→ Given task
From the listing, collect all lines containing the word "浅葉建設株式会社".

→ Data excerpts
-.-.-
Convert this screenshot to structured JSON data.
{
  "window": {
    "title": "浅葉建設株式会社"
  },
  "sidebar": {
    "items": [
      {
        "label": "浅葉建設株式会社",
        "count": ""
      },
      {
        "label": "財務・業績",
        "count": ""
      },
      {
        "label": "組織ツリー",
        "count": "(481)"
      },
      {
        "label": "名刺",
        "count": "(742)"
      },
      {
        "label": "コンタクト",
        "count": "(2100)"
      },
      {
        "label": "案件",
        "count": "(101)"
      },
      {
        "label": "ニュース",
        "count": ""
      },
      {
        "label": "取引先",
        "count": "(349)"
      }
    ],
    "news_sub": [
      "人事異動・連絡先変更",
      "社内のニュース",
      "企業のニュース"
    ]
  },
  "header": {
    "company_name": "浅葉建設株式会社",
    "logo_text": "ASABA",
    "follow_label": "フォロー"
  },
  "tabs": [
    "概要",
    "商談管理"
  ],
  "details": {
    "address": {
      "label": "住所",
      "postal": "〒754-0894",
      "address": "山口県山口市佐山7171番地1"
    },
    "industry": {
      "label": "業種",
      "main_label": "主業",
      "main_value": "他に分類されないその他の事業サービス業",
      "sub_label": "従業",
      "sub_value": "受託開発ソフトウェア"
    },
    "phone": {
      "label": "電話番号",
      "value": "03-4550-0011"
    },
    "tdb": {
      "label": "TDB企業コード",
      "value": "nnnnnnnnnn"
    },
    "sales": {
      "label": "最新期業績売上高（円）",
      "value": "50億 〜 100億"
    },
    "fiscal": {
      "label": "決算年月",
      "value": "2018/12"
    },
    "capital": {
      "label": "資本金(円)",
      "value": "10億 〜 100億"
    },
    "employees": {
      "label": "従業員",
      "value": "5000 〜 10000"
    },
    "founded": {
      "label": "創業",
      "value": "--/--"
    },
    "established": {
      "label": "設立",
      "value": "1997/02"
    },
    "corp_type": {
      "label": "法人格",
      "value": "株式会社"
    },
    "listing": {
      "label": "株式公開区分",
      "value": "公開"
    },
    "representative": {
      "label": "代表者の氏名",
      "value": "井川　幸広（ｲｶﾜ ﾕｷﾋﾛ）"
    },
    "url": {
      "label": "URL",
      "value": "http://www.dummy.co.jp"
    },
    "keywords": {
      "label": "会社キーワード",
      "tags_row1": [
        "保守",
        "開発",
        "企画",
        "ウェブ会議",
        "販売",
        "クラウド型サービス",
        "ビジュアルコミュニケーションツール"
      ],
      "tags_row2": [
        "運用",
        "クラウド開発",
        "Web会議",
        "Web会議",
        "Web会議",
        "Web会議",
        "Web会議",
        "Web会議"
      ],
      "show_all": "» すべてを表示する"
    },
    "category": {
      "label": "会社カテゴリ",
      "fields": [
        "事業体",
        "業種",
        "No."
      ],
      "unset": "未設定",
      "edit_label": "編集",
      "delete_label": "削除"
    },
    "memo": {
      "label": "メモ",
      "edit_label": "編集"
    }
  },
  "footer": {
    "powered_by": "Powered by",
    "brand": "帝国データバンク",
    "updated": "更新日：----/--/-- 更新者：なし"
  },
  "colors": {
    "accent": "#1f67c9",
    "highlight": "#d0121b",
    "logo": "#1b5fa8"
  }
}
-.-.-
→ Written response
    "title": "浅葉建設株式会社"
        "label": "浅葉建設株式会社",
    "company_name": "浅葉建設株式会社",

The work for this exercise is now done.